Reproduce the listing below character for character; drop every image.

**Data shown**:
#####

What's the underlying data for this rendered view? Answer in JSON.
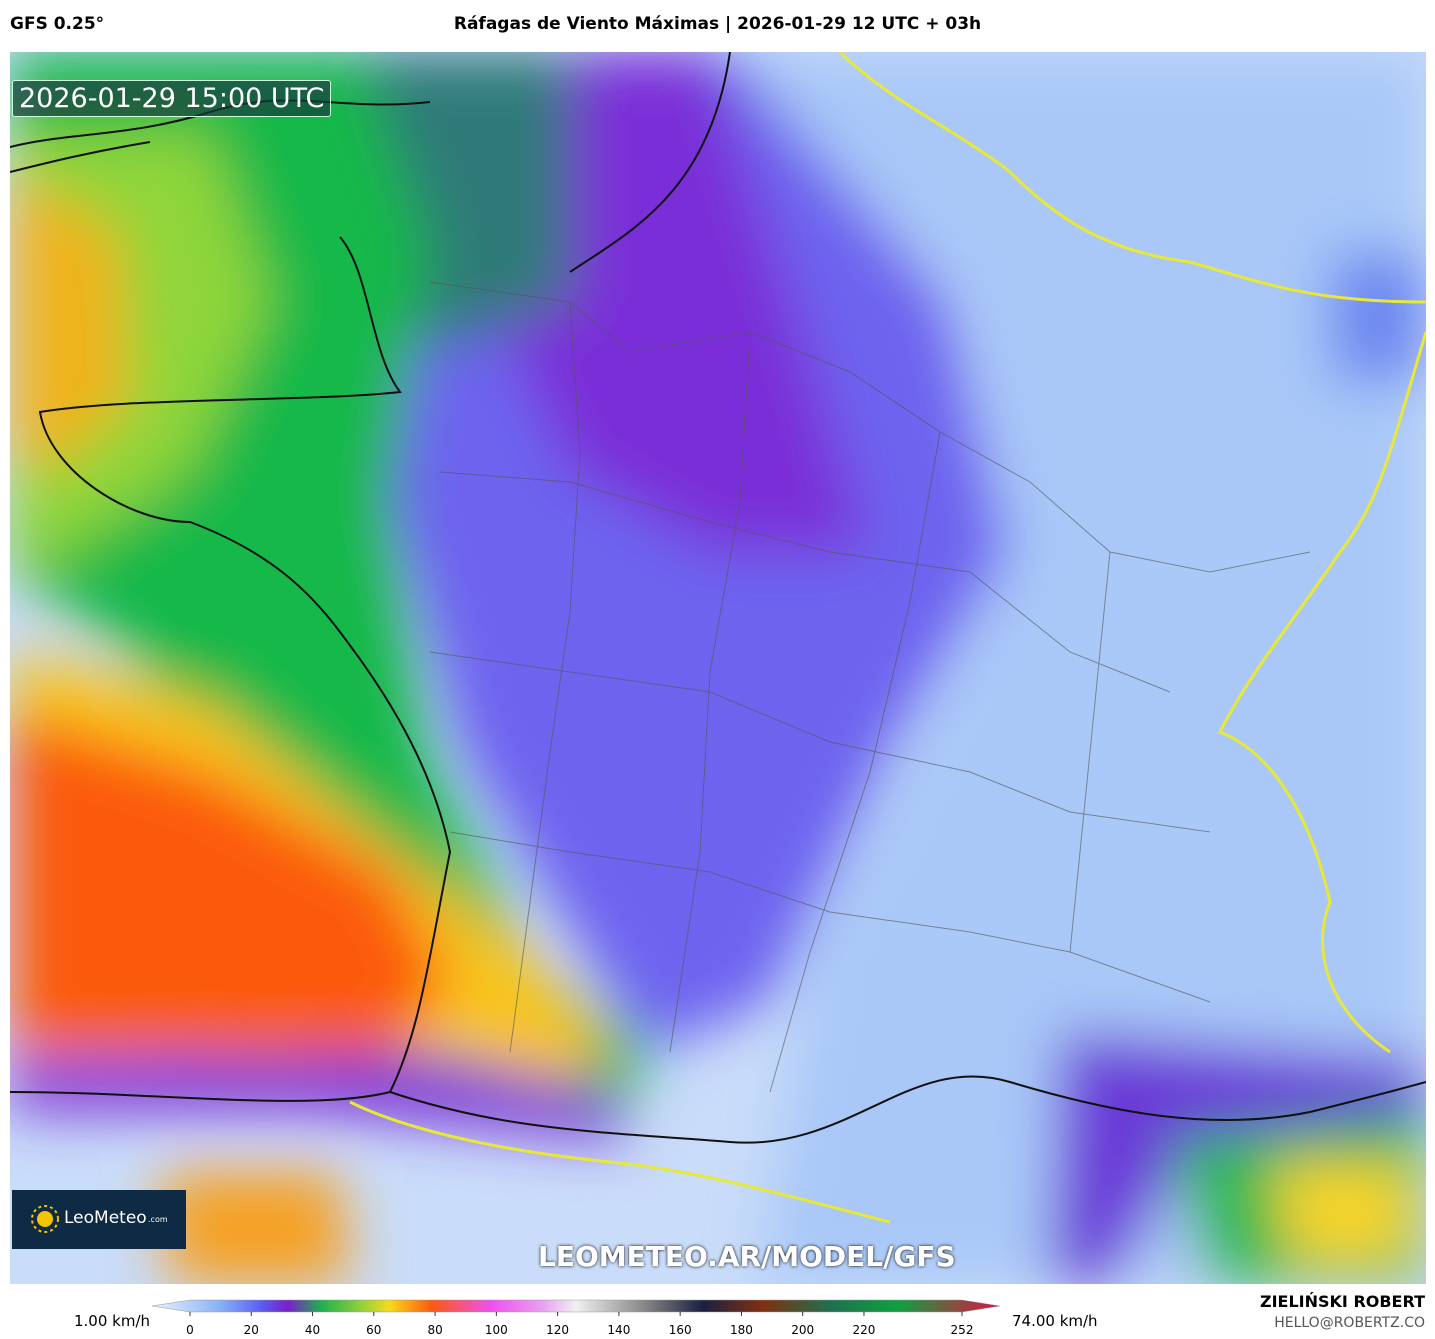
{
  "header": {
    "model": "GFS 0.25°",
    "title": "Ráfagas de Viento Máximas | 2026-01-29 12 UTC + 03h"
  },
  "map": {
    "timestamp": "2026-01-29 15:00 UTC",
    "logo": {
      "name": "LeoMeteo",
      "suffix": ".com"
    },
    "watermark": "LEOMETEO.AR/MODEL/GFS"
  },
  "colorbar": {
    "min_label": "1.00 km/h",
    "max_label": "74.00 km/h",
    "range": [
      0,
      252
    ],
    "ticks": [
      0,
      20,
      40,
      60,
      80,
      100,
      120,
      140,
      160,
      180,
      200,
      220,
      252
    ]
  },
  "credits": {
    "author": "ZIELIŃSKI ROBERT",
    "email": "HELLO@ROBERTZ.CO"
  }
}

#####

**Task response**:
What's the underlying data for this rendered view? Answer in JSON.
{
  "header": {
    "model": "GFS 0.25°",
    "title": "Ráfagas de Viento Máximas | 2026-01-29 12 UTC + 03h"
  },
  "map": {
    "timestamp": "2026-01-29 15:00 UTC",
    "logo": {
      "name": "LeoMeteo",
      "suffix": ".com"
    },
    "watermark": "LEOMETEO.AR/MODEL/GFS"
  },
  "colorbar": {
    "min_label": "1.00 km/h",
    "max_label": "74.00 km/h",
    "range": [
      0,
      252
    ],
    "ticks": [
      0,
      20,
      40,
      60,
      80,
      100,
      120,
      140,
      160,
      180,
      200,
      220,
      252
    ]
  },
  "credits": {
    "author": "ZIELIŃSKI ROBERT",
    "email": "HELLO@ROBERTZ.CO"
  }
}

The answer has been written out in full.